◆ **WRITTEN INSTRUCTION**:
Provide the number of lines containing the word "carichi", and nothing else.

┌─ SOURCE RECORDS

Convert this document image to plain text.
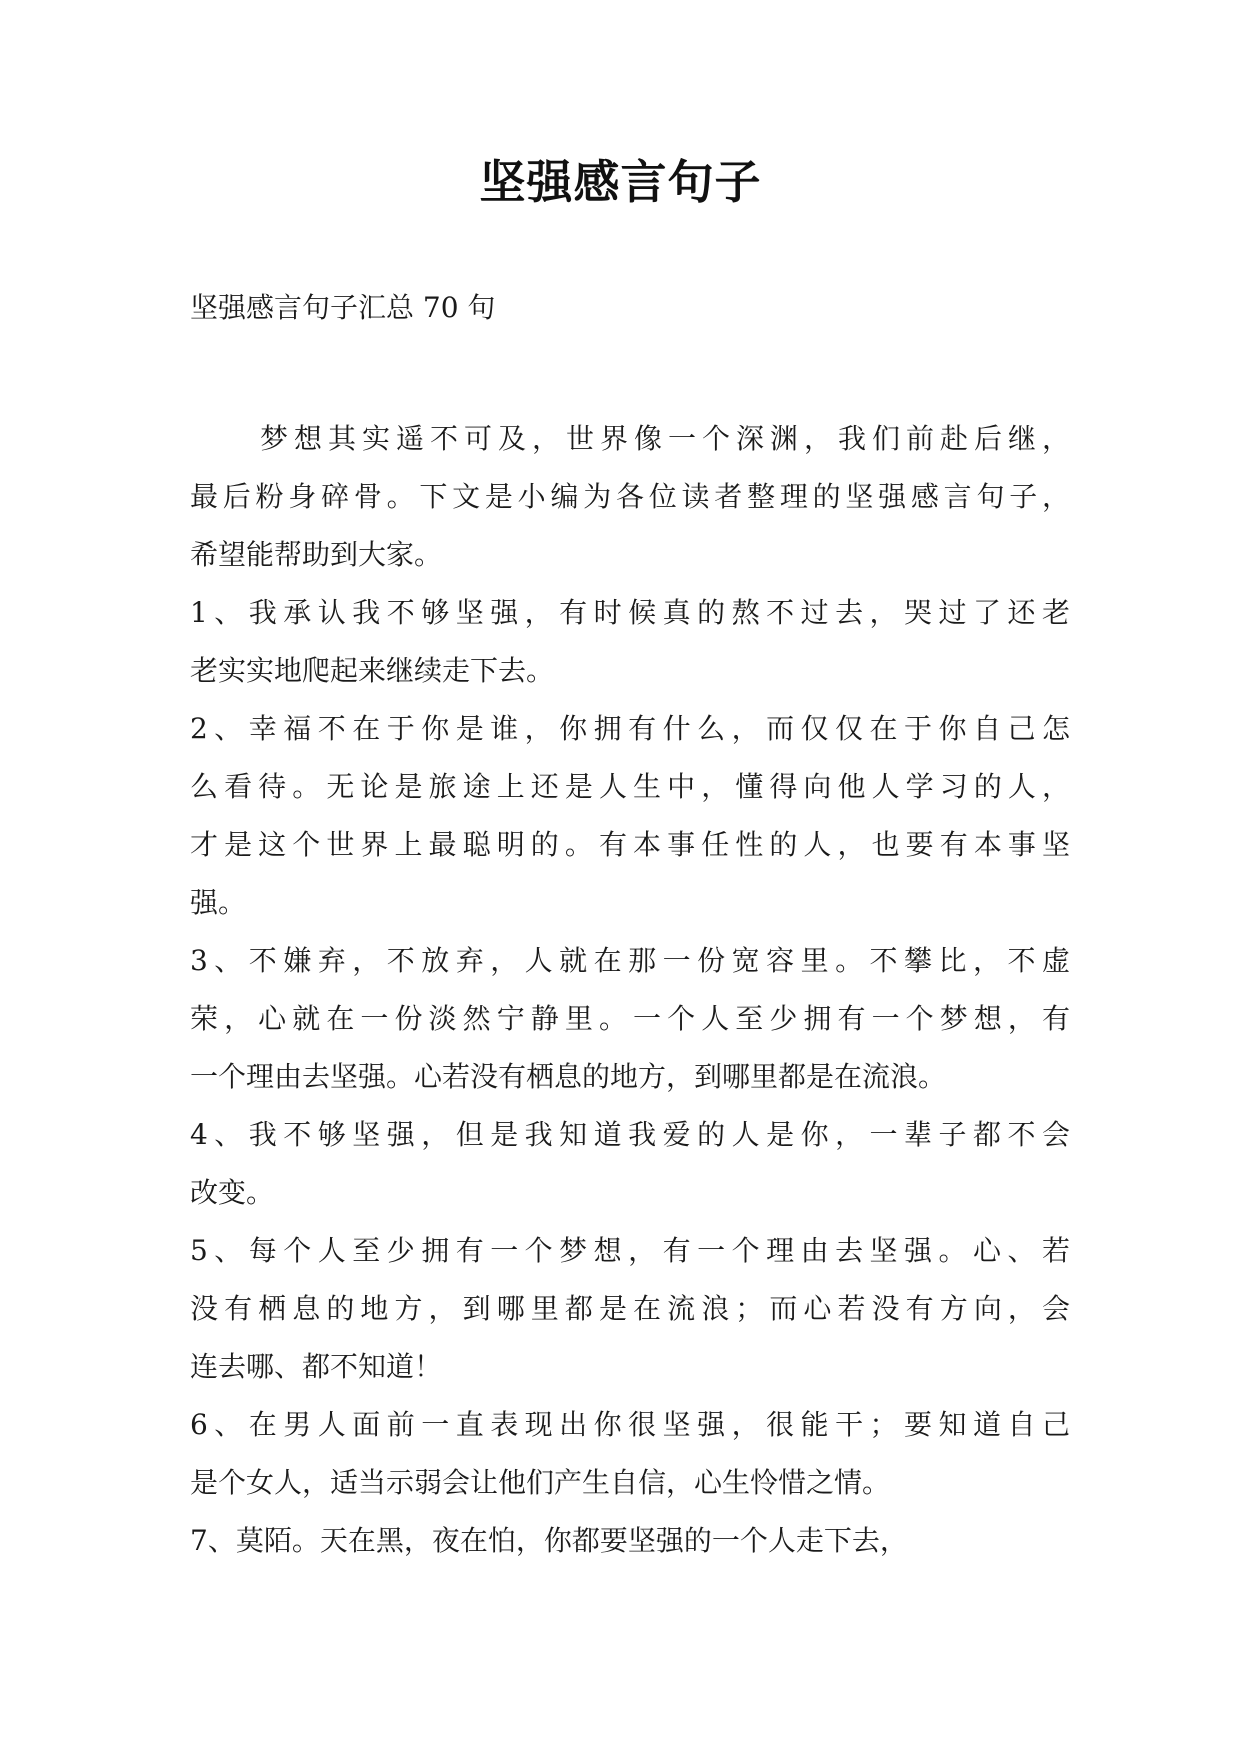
坚强感言句子
坚强感言句子汇总 70 句
梦想其实遥不可及，世界像一个深渊，我们前赴后继，
最后粉身碎骨。下文是小编为各位读者整理的坚强感言句子，
希望能帮助到大家。
1、我承认我不够坚强，有时候真的熬不过去，哭过了还老
老实实地爬起来继续走下去。
2、幸福不在于你是谁，你拥有什么，而仅仅在于你自己怎
么看待。无论是旅途上还是人生中，懂得向他人学习的人，
才是这个世界上最聪明的。有本事任性的人，也要有本事坚
强。
3、不嫌弃，不放弃，人就在那一份宽容里。不攀比，不虚
荣，心就在一份淡然宁静里。一个人至少拥有一个梦想，有
一个理由去坚强。心若没有栖息的地方，到哪里都是在流浪。
4、我不够坚强，但是我知道我爱的人是你，一辈子都不会
改变。
5、每个人至少拥有一个梦想，有一个理由去坚强。心、若
没有栖息的地方，到哪里都是在流浪；而心若没有方向，会
连去哪、都不知道！
6、在男人面前一直表现出你很坚强，很能干；要知道自己
是个女人，适当示弱会让他们产生自信，心生怜惜之情。
7、莫陌。天在黑，夜在怕，你都要坚强的一个人走下去，
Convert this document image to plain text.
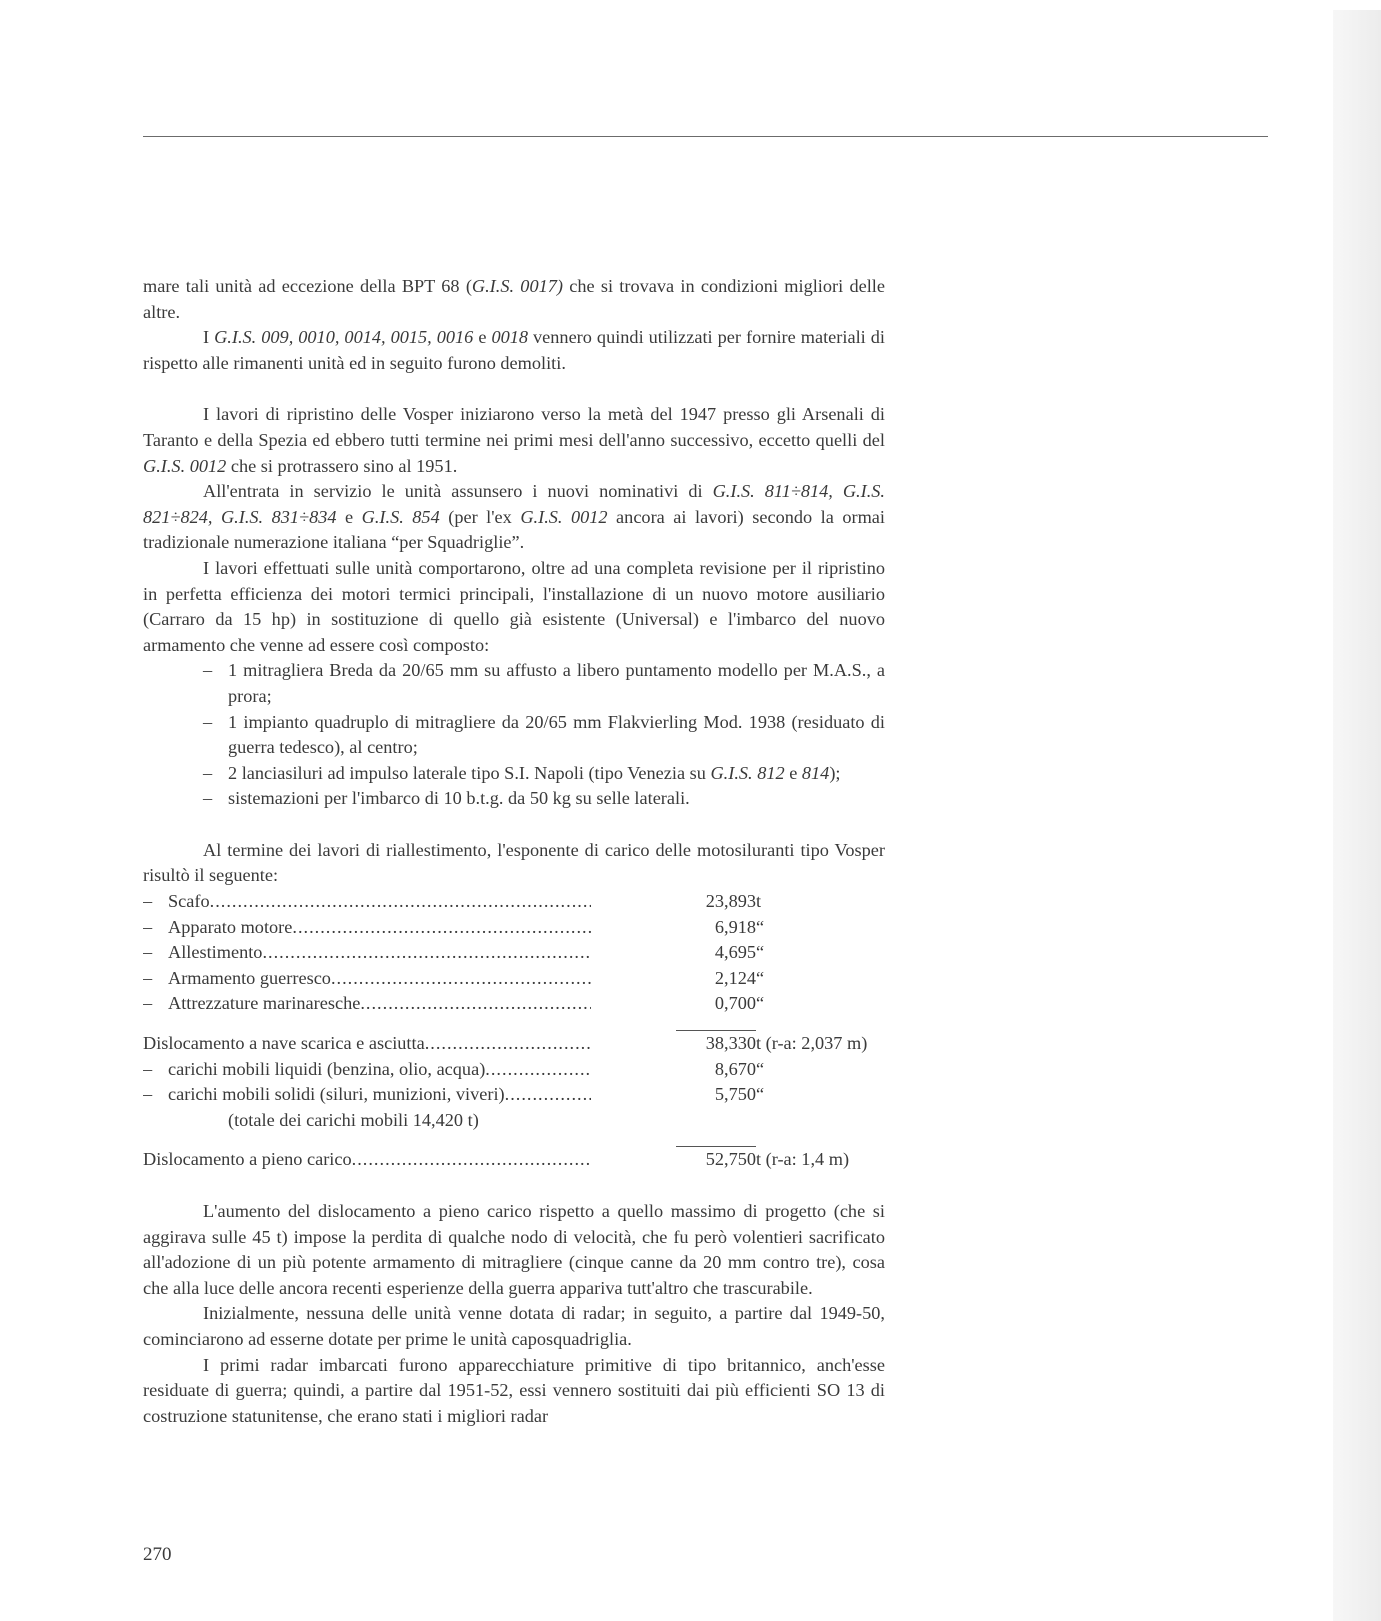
mare tali unità ad eccezione della BPT 68 (G.I.S. 0017) che si trovava in condizioni migliori delle altre.

I G.I.S. 009, 0010, 0014, 0015, 0016 e 0018 vennero quindi utilizzati per fornire materiali di rispetto alle rimanenti unità ed in seguito furono demoliti.

I lavori di ripristino delle Vosper iniziarono verso la metà del 1947 presso gli Arsenali di Taranto e della Spezia ed ebbero tutti termine nei primi mesi dell'anno successivo, eccetto quelli del G.I.S. 0012 che si protrassero sino al 1951.

All'entrata in servizio le unità assunsero i nuovi nominativi di G.I.S. 811÷814, G.I.S. 821÷824, G.I.S. 831÷834 e G.I.S. 854 (per l'ex G.I.S. 0012 ancora ai lavori) secondo la ormai tradizionale numerazione italiana “per Squadriglie”.

I lavori effettuati sulle unità comportarono, oltre ad una completa revisione per il ripristino in perfetta efficienza dei motori termici principali, l'installazione di un nuovo motore ausiliario (Carraro da 15 hp) in sostituzione di quello già esistente (Universal) e l'imbarco del nuovo armamento che venne ad essere così composto:

– 1 mitragliera Breda da 20/65 mm su affusto a libero puntamento modello per M.A.S., a prora;
– 1 impianto quadruplo di mitragliere da 20/65 mm Flakvierling Mod. 1938 (residuato di guerra tedesco), al centro;
– 2 lanciasiluri ad impulso laterale tipo S.I. Napoli (tipo Venezia su G.I.S. 812 e 814);
– sistemazioni per l'imbarco di 10 b.t.g. da 50 kg su selle laterali.

Al termine dei lavori di riallestimento, l'esponente di carico delle motosiluranti tipo Vosper risultò il seguente:

– Scafo
.....	23,893	t

– Apparato motore
.....	6,918	“

– Allestimento
.....	4,695	“

– Armamento guerresco
.....	2,124	“

– Attrezzature marinaresche
.....	0,700	“

Dislocamento a nave scarica e asciutta
.....	38,330	t (r-a: 2,037 m)

– carichi mobili liquidi (benzina, olio, acqua)
.....	8,670	“

– carichi mobili solidi (siluri, munizioni, viveri)
.....	5,750	“
(totale dei carichi mobili 14,420 t)		

Dislocamento a pieno carico
.....	52,750	t (r-a: 1,4 m)

L'aumento del dislocamento a pieno carico rispetto a quello massimo di progetto (che si aggirava sulle 45 t) impose la perdita di qualche nodo di velocità, che fu però volentieri sacrificato all'adozione di un più potente armamento di mitragliere (cinque canne da 20 mm contro tre), cosa che alla luce delle ancora recenti esperienze della guerra appariva tutt'altro che trascurabile.

Inizialmente, nessuna delle unità venne dotata di radar; in seguito, a partire dal 1949-50, cominciarono ad esserne dotate per prime le unità caposquadriglia.

I primi radar imbarcati furono apparecchiature primitive di tipo britannico, anch'esse residuate di guerra; quindi, a partire dal 1951-52, essi vennero sostituiti dai più efficienti SO 13 di costruzione statunitense, che erano stati i migliori radar

270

└─

◆ **FINAL RESULT**:
3